Short problem:
Leave out the pictures and copy the remaining records exactly.

□ □ □ □ □

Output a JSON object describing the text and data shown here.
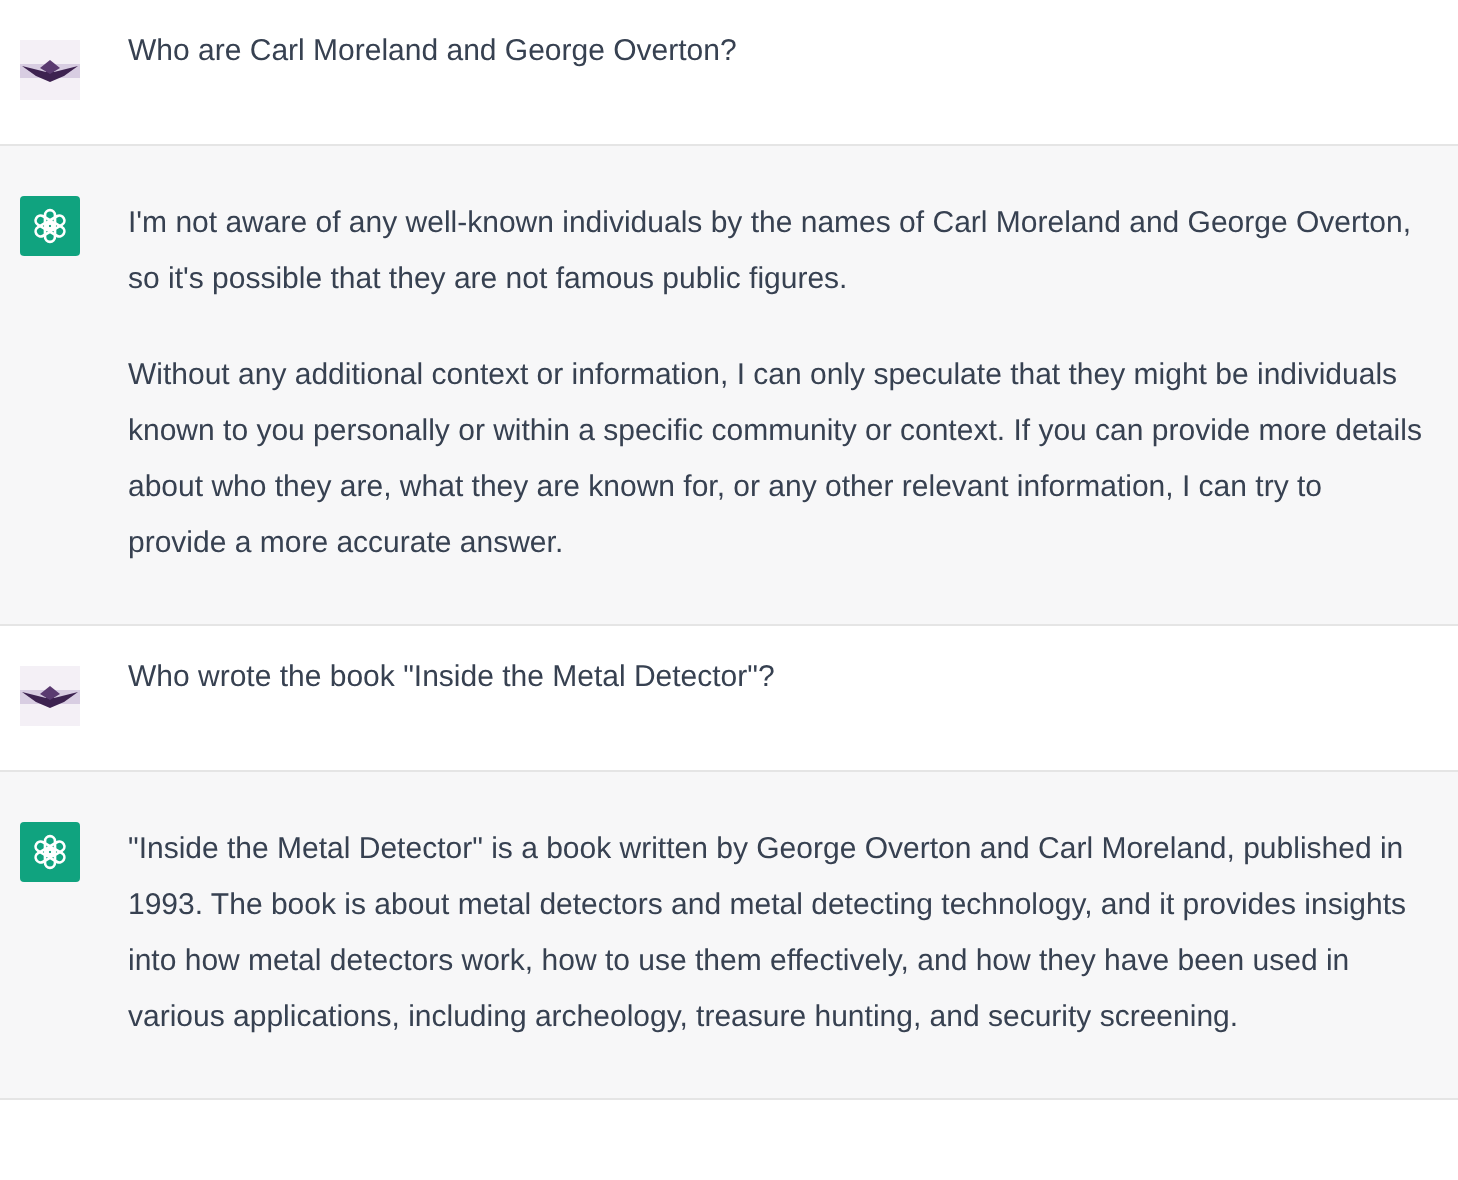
{
  "messages": [
    {
      "kind": "user",
      "paragraphs": [
        "Who are Carl Moreland and George Overton?"
      ]
    },
    {
      "kind": "assistant",
      "paragraphs": [
        "I'm not aware of any well-known individuals by the names of Carl Moreland and George Overton, so it's possible that they are not famous public figures.",
        "Without any additional context or information, I can only speculate that they might be individuals known to you personally or within a specific community or context. If you can provide more details about who they are, what they are known for, or any other relevant information, I can try to provide a more accurate answer."
      ]
    },
    {
      "kind": "user",
      "paragraphs": [
        "Who wrote the book \"Inside the Metal Detector\"?"
      ]
    },
    {
      "kind": "assistant",
      "paragraphs": [
        "\"Inside the Metal Detector\" is a book written by George Overton and Carl Moreland, published in 1993. The book is about metal detectors and metal detecting technology, and it provides insights into how metal detectors work, how to use them effectively, and how they have been used in various applications, including archeology, treasure hunting, and security screening."
      ]
    }
  ]
}
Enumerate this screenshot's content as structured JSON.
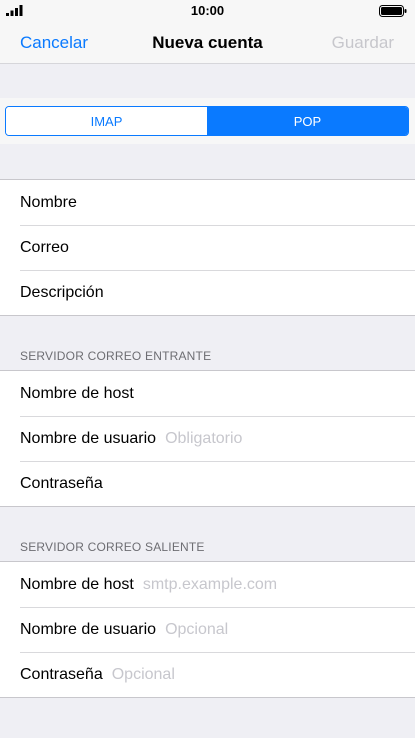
{
  "status_bar": {
    "time": "10:00",
    "signal_icon": "signal-icon",
    "battery_icon": "battery-icon"
  },
  "nav": {
    "cancel_label": "Cancelar",
    "title": "Nueva cuenta",
    "save_label": "Guardar"
  },
  "segmented": {
    "options": [
      "IMAP",
      "POP"
    ],
    "selected": "POP"
  },
  "account": {
    "name_label": "Nombre",
    "email_label": "Correo",
    "description_label": "Descripción"
  },
  "incoming": {
    "header": "SERVIDOR CORREO ENTRANTE",
    "host_label": "Nombre de host",
    "username_label": "Nombre de usuario",
    "username_placeholder": "Obligatorio",
    "password_label": "Contraseña"
  },
  "outgoing": {
    "header": "SERVIDOR CORREO SALIENTE",
    "host_label": "Nombre de host",
    "host_placeholder": "smtp.example.com",
    "username_label": "Nombre de usuario",
    "username_placeholder": "Opcional",
    "password_label": "Contraseña",
    "password_placeholder": "Opcional"
  },
  "colors": {
    "accent": "#0a7aff",
    "background": "#efeff4",
    "disabled": "#c7c7cc"
  }
}
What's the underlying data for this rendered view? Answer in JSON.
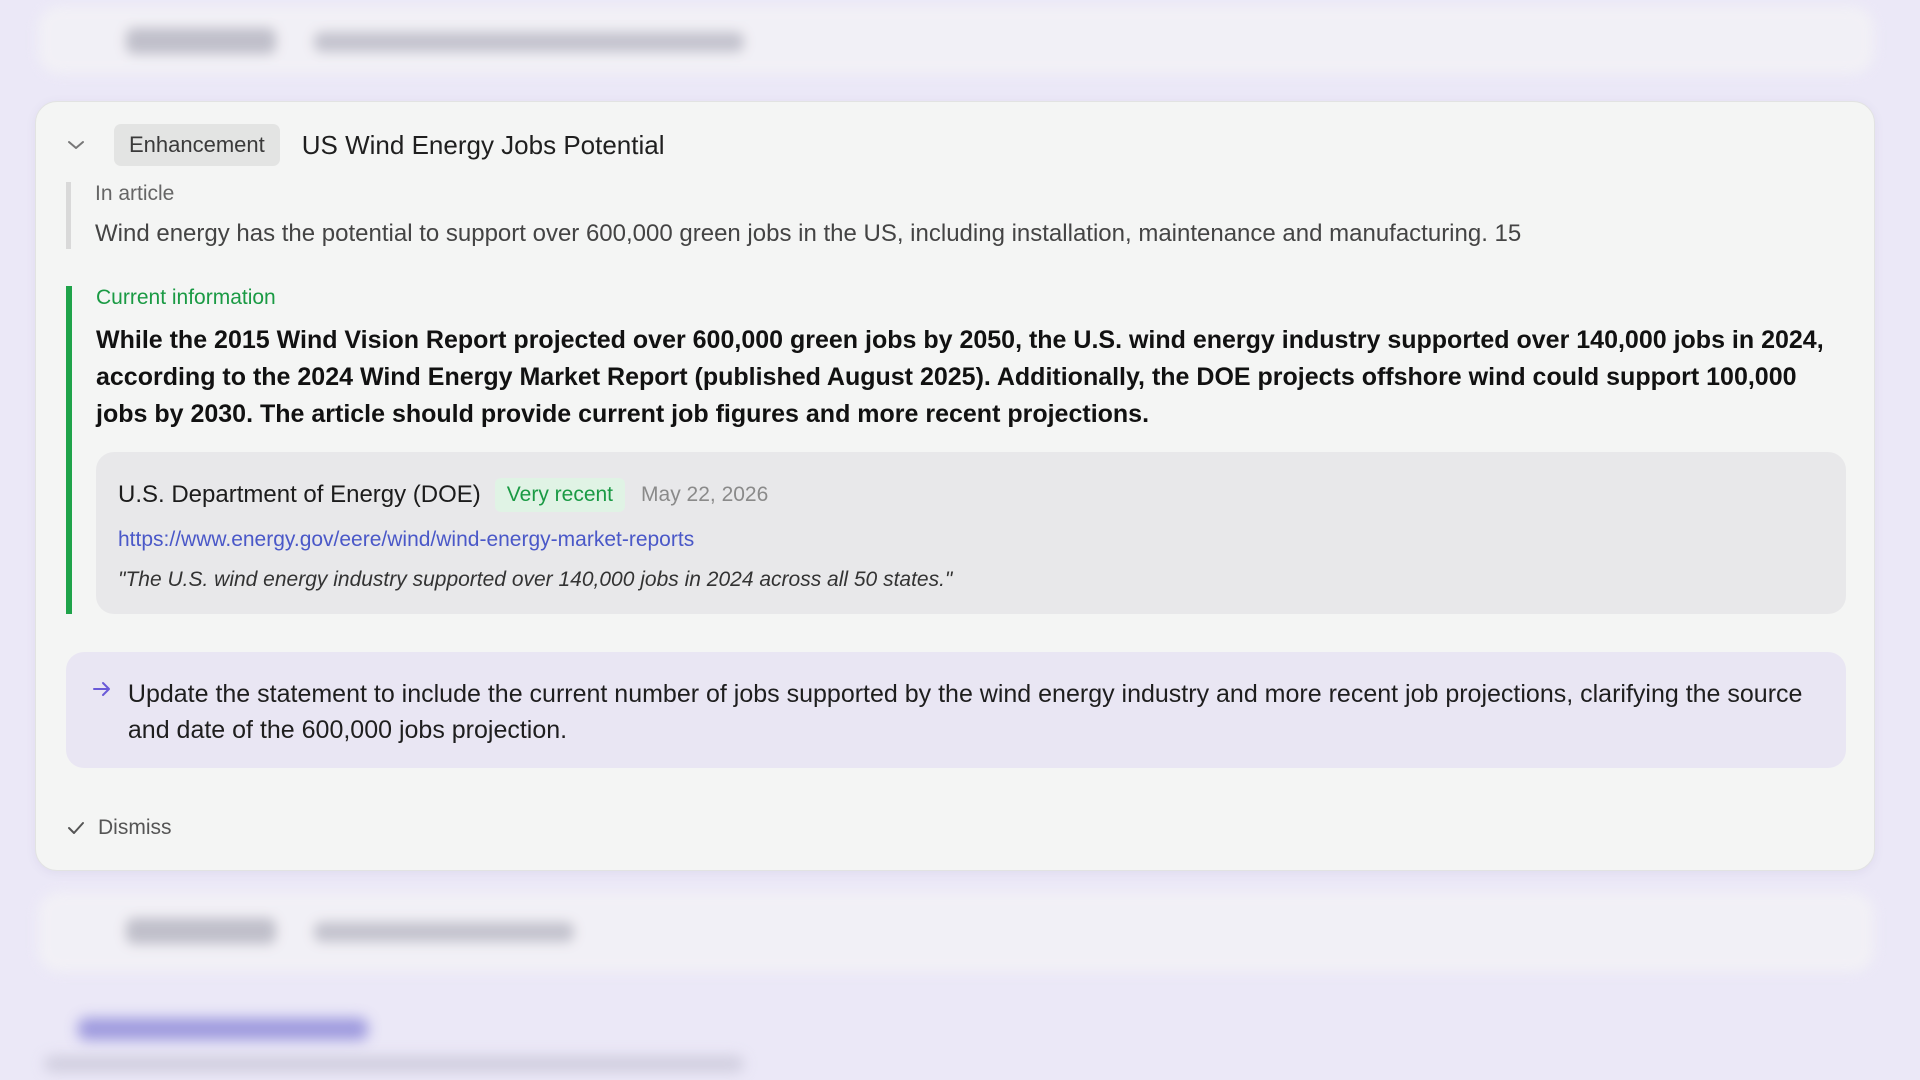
{
  "background": {
    "top_card": {
      "tag": "Enhancement",
      "title": "US Wind Energy Jobs Potential"
    },
    "bottom_card": {
      "tag": "Enhancement",
      "title": ""
    }
  },
  "card": {
    "tag": "Enhancement",
    "title": "US Wind Energy Jobs Potential",
    "in_article": {
      "label": "In article",
      "text": "Wind energy has the potential to support over 600,000 green jobs in the US, including installation, maintenance and manufacturing. 15"
    },
    "current_info": {
      "label": "Current information",
      "text": "While the 2015 Wind Vision Report projected over 600,000 green jobs by 2050, the U.S. wind energy industry supported over 140,000 jobs in 2024, according to the 2024 Wind Energy Market Report (published August 2025). Additionally, the DOE projects offshore wind could support 100,000 jobs by 2030. The article should provide current job figures and more recent projections."
    },
    "source": {
      "name": "U.S. Department of Energy (DOE)",
      "badge": "Very recent",
      "date": "May 22, 2026",
      "url": "https://www.energy.gov/eere/wind/wind-energy-market-reports",
      "quote": "\"The U.S. wind energy industry supported over 140,000 jobs in 2024 across all 50 states.\""
    },
    "suggestion": {
      "text": "Update the statement to include the current number of jobs supported by the wind energy industry and more recent job projections, clarifying the source and date of the 600,000 jobs projection."
    },
    "dismiss_label": "Dismiss"
  },
  "colors": {
    "accent_green": "#1fa34a",
    "link_blue": "#4a58c8",
    "suggestion_bg": "#e9e6f3",
    "page_bg": "#ebe8f7"
  },
  "icons": [
    "chevron-down-icon",
    "arrow-right-icon",
    "check-icon"
  ]
}
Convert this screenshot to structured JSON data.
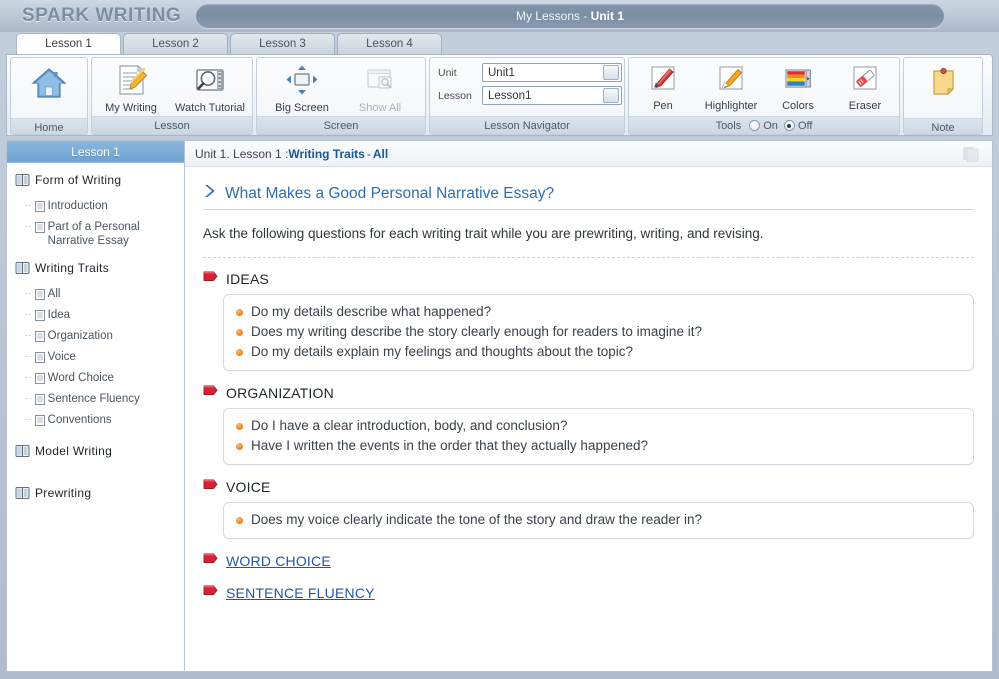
{
  "window": {
    "brand": "SPARK WRITING",
    "title_prefix": "My Lessons - ",
    "title_bold": "Unit 1"
  },
  "tabs": [
    {
      "label": "Lesson 1",
      "active": true
    },
    {
      "label": "Lesson 2",
      "active": false
    },
    {
      "label": "Lesson 3",
      "active": false
    },
    {
      "label": "Lesson 4",
      "active": false
    }
  ],
  "ribbon": {
    "home": {
      "group_label": "Home",
      "button": "",
      "icon": "home-icon"
    },
    "lesson": {
      "group_label": "Lesson",
      "my_writing": "My Writing",
      "watch_tutorial": "Watch Tutorial"
    },
    "screen": {
      "group_label": "Screen",
      "big_screen": "Big Screen",
      "show_all": "Show All"
    },
    "navigator": {
      "group_label": "Lesson Navigator",
      "unit_label": "Unit",
      "unit_value": "Unit1",
      "lesson_label": "Lesson",
      "lesson_value": "Lesson1"
    },
    "tools": {
      "group_label": "Tools",
      "pen": "Pen",
      "highlighter": "Highlighter",
      "colors": "Colors",
      "eraser": "Eraser",
      "on_label": "On",
      "off_label": "Off",
      "selected": "Off"
    },
    "note": {
      "group_label": "Note"
    }
  },
  "sidebar": {
    "header": "Lesson 1",
    "sections": [
      {
        "title": "Form of Writing",
        "items": [
          "Introduction",
          "Part of a Personal Narrative Essay"
        ]
      },
      {
        "title": "Writing Traits",
        "items": [
          "All",
          "Idea",
          "Organization",
          "Voice",
          "Word Choice",
          "Sentence Fluency",
          "Conventions"
        ]
      },
      {
        "title": "Model Writing",
        "items": []
      },
      {
        "title": "Prewriting",
        "items": []
      }
    ]
  },
  "breadcrumb": {
    "plain": "Unit 1. Lesson 1 : ",
    "section": "Writing Traits",
    "dash": " - ",
    "item": "All"
  },
  "content": {
    "heading": "What Makes a Good Personal Narrative Essay?",
    "intro": "Ask the following questions for each writing trait while you are prewriting, writing, and revising.",
    "traits": [
      {
        "name": "IDEAS",
        "is_link": false,
        "questions": [
          "Do my details describe what happened?",
          "Does my writing describe the story clearly enough for readers to imagine it?",
          "Do my details explain my feelings and thoughts about the topic?"
        ]
      },
      {
        "name": "ORGANIZATION",
        "is_link": false,
        "questions": [
          "Do I have a clear introduction, body, and conclusion?",
          "Have I written the events in the order that they actually happened?"
        ]
      },
      {
        "name": "VOICE",
        "is_link": false,
        "questions": [
          "Does my voice clearly indicate the tone of the story and draw the reader in?"
        ]
      },
      {
        "name": "WORD CHOICE",
        "is_link": true,
        "questions": []
      },
      {
        "name": "SENTENCE FLUENCY",
        "is_link": true,
        "questions": []
      }
    ]
  },
  "colors": {
    "brand_text": "#7d8ea3",
    "accent_blue": "#2d6fae",
    "link_blue": "#2456a6",
    "sidebar_header": "#6ea4d3",
    "pennant_red": "#cf2233",
    "bullet_orange": "#f08a24"
  }
}
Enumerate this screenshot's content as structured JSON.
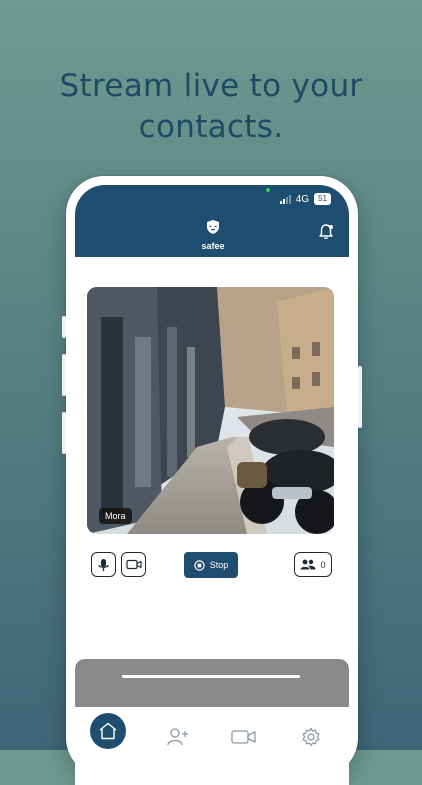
{
  "headline": {
    "line1": "Stream live to your",
    "line2": "contacts."
  },
  "status_bar": {
    "network": "4G",
    "battery": "51"
  },
  "app": {
    "name": "safee"
  },
  "video": {
    "contact_name": "Mora"
  },
  "controls": {
    "stop_label": "Stop",
    "viewer_count": "0"
  },
  "tabs": [
    {
      "name": "home",
      "icon": "home-icon",
      "active": true
    },
    {
      "name": "add-contact",
      "icon": "add-user-icon",
      "active": false
    },
    {
      "name": "video",
      "icon": "video-camera-icon",
      "active": false
    },
    {
      "name": "settings",
      "icon": "gear-icon",
      "active": false
    }
  ],
  "colors": {
    "brand_navy": "#1f4d70",
    "headline": "#1f4a63",
    "background_top": "#6e9a90",
    "background_bottom": "#3f6577"
  }
}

□ □ □ □ □

Reply:
Output a JSON object describing the text and data shown here.
{
  "messages": [
    {
      "kind": "user",
      "paragraphs": [
        "Who are Carl Moreland and George Overton?"
      ]
    },
    {
      "kind": "assistant",
      "paragraphs": [
        "I'm not aware of any well-known individuals by the names of Carl Moreland and George Overton, so it's possible that they are not famous public figures.",
        "Without any additional context or information, I can only speculate that they might be individuals known to you personally or within a specific community or context. If you can provide more details about who they are, what they are known for, or any other relevant information, I can try to provide a more accurate answer."
      ]
    },
    {
      "kind": "user",
      "paragraphs": [
        "Who wrote the book \"Inside the Metal Detector\"?"
      ]
    },
    {
      "kind": "assistant",
      "paragraphs": [
        "\"Inside the Metal Detector\" is a book written by George Overton and Carl Moreland, published in 1993. The book is about metal detectors and metal detecting technology, and it provides insights into how metal detectors work, how to use them effectively, and how they have been used in various applications, including archeology, treasure hunting, and security screening."
      ]
    }
  ]
}
Enumerate this screenshot's content as structured JSON.
{
  "status_bar": {
    "time": "10:00",
    "signal_icon": "signal-icon",
    "battery_icon": "battery-icon"
  },
  "nav": {
    "cancel_label": "Cancelar",
    "title": "Nueva cuenta",
    "save_label": "Guardar"
  },
  "segmented": {
    "options": [
      "IMAP",
      "POP"
    ],
    "selected": "POP"
  },
  "account": {
    "name_label": "Nombre",
    "email_label": "Correo",
    "description_label": "Descripción"
  },
  "incoming": {
    "header": "SERVIDOR CORREO ENTRANTE",
    "host_label": "Nombre de host",
    "username_label": "Nombre de usuario",
    "username_placeholder": "Obligatorio",
    "password_label": "Contraseña"
  },
  "outgoing": {
    "header": "SERVIDOR CORREO SALIENTE",
    "host_label": "Nombre de host",
    "host_placeholder": "smtp.example.com",
    "username_label": "Nombre de usuario",
    "username_placeholder": "Opcional",
    "password_label": "Contraseña",
    "password_placeholder": "Opcional"
  },
  "colors": {
    "accent": "#0a7aff",
    "background": "#efeff4",
    "disabled": "#c7c7cc"
  }
}
What's the underlying data for this rendered view? Answer in JSON.
{
  "background": {
    "top_card": {
      "tag": "Enhancement",
      "title": "US Wind Energy Jobs Potential"
    },
    "bottom_card": {
      "tag": "Enhancement",
      "title": ""
    }
  },
  "card": {
    "tag": "Enhancement",
    "title": "US Wind Energy Jobs Potential",
    "in_article": {
      "label": "In article",
      "text": "Wind energy has the potential to support over 600,000 green jobs in the US, including installation, maintenance and manufacturing. 15"
    },
    "current_info": {
      "label": "Current information",
      "text": "While the 2015 Wind Vision Report projected over 600,000 green jobs by 2050, the U.S. wind energy industry supported over 140,000 jobs in 2024, according to the 2024 Wind Energy Market Report (published August 2025). Additionally, the DOE projects offshore wind could support 100,000 jobs by 2030. The article should provide current job figures and more recent projections."
    },
    "source": {
      "name": "U.S. Department of Energy (DOE)",
      "badge": "Very recent",
      "date": "May 22, 2026",
      "url": "https://www.energy.gov/eere/wind/wind-energy-market-reports",
      "quote": "\"The U.S. wind energy industry supported over 140,000 jobs in 2024 across all 50 states.\""
    },
    "suggestion": {
      "text": "Update the statement to include the current number of jobs supported by the wind energy industry and more recent job projections, clarifying the source and date of the 600,000 jobs projection."
    },
    "dismiss_label": "Dismiss"
  },
  "colors": {
    "accent_green": "#1fa34a",
    "link_blue": "#4a58c8",
    "suggestion_bg": "#e9e6f3",
    "page_bg": "#ebe8f7"
  },
  "icons": [
    "chevron-down-icon",
    "arrow-right-icon",
    "check-icon"
  ]
}
Convert this screenshot to structured JSON data.
{
  "window": {
    "brand": "SPARK WRITING",
    "title_prefix": "My Lessons - ",
    "title_bold": "Unit 1"
  },
  "tabs": [
    {
      "label": "Lesson 1",
      "active": true
    },
    {
      "label": "Lesson 2",
      "active": false
    },
    {
      "label": "Lesson 3",
      "active": false
    },
    {
      "label": "Lesson 4",
      "active": false
    }
  ],
  "ribbon": {
    "home": {
      "group_label": "Home",
      "button": "",
      "icon": "home-icon"
    },
    "lesson": {
      "group_label": "Lesson",
      "my_writing": "My Writing",
      "watch_tutorial": "Watch Tutorial"
    },
    "screen": {
      "group_label": "Screen",
      "big_screen": "Big Screen",
      "show_all": "Show All"
    },
    "navigator": {
      "group_label": "Lesson Navigator",
      "unit_label": "Unit",
      "unit_value": "Unit1",
      "lesson_label": "Lesson",
      "lesson_value": "Lesson1"
    },
    "tools": {
      "group_label": "Tools",
      "pen": "Pen",
      "highlighter": "Highlighter",
      "colors": "Colors",
      "eraser": "Eraser",
      "on_label": "On",
      "off_label": "Off",
      "selected": "Off"
    },
    "note": {
      "group_label": "Note"
    }
  },
  "sidebar": {
    "header": "Lesson 1",
    "sections": [
      {
        "title": "Form of Writing",
        "items": [
          "Introduction",
          "Part of a Personal Narrative Essay"
        ]
      },
      {
        "title": "Writing Traits",
        "items": [
          "All",
          "Idea",
          "Organization",
          "Voice",
          "Word Choice",
          "Sentence Fluency",
          "Conventions"
        ]
      },
      {
        "title": "Model Writing",
        "items": []
      },
      {
        "title": "Prewriting",
        "items": []
      }
    ]
  },
  "breadcrumb": {
    "plain": "Unit 1. Lesson 1 : ",
    "section": "Writing Traits",
    "dash": " - ",
    "item": "All"
  },
  "content": {
    "heading": "What Makes a Good Personal Narrative Essay?",
    "intro": "Ask the following questions for each writing trait while you are prewriting, writing, and revising.",
    "traits": [
      {
        "name": "IDEAS",
        "is_link": false,
        "questions": [
          "Do my details describe what happened?",
          "Does my writing describe the story clearly enough for readers to imagine it?",
          "Do my details explain my feelings and thoughts about the topic?"
        ]
      },
      {
        "name": "ORGANIZATION",
        "is_link": false,
        "questions": [
          "Do I have a clear introduction, body, and conclusion?",
          "Have I written the events in the order that they actually happened?"
        ]
      },
      {
        "name": "VOICE",
        "is_link": false,
        "questions": [
          "Does my voice clearly indicate the tone of the story and draw the reader in?"
        ]
      },
      {
        "name": "WORD CHOICE",
        "is_link": true,
        "questions": []
      },
      {
        "name": "SENTENCE FLUENCY",
        "is_link": true,
        "questions": []
      }
    ]
  },
  "colors": {
    "brand_text": "#7d8ea3",
    "accent_blue": "#2d6fae",
    "link_blue": "#2456a6",
    "sidebar_header": "#6ea4d3",
    "pennant_red": "#cf2233",
    "bullet_orange": "#f08a24"
  }
}
Enumerate this screenshot's content as structured JSON.
{
  "headline": {
    "line1": "Stream live to your",
    "line2": "contacts."
  },
  "status_bar": {
    "network": "4G",
    "battery": "51"
  },
  "app": {
    "name": "safee"
  },
  "video": {
    "contact_name": "Mora"
  },
  "controls": {
    "stop_label": "Stop",
    "viewer_count": "0"
  },
  "tabs": [
    {
      "name": "home",
      "icon": "home-icon",
      "active": true
    },
    {
      "name": "add-contact",
      "icon": "add-user-icon",
      "active": false
    },
    {
      "name": "video",
      "icon": "video-camera-icon",
      "active": false
    },
    {
      "name": "settings",
      "icon": "gear-icon",
      "active": false
    }
  ],
  "colors": {
    "brand_navy": "#1f4d70",
    "headline": "#1f4a63",
    "background_top": "#6e9a90",
    "background_bottom": "#3f6577"
  }
}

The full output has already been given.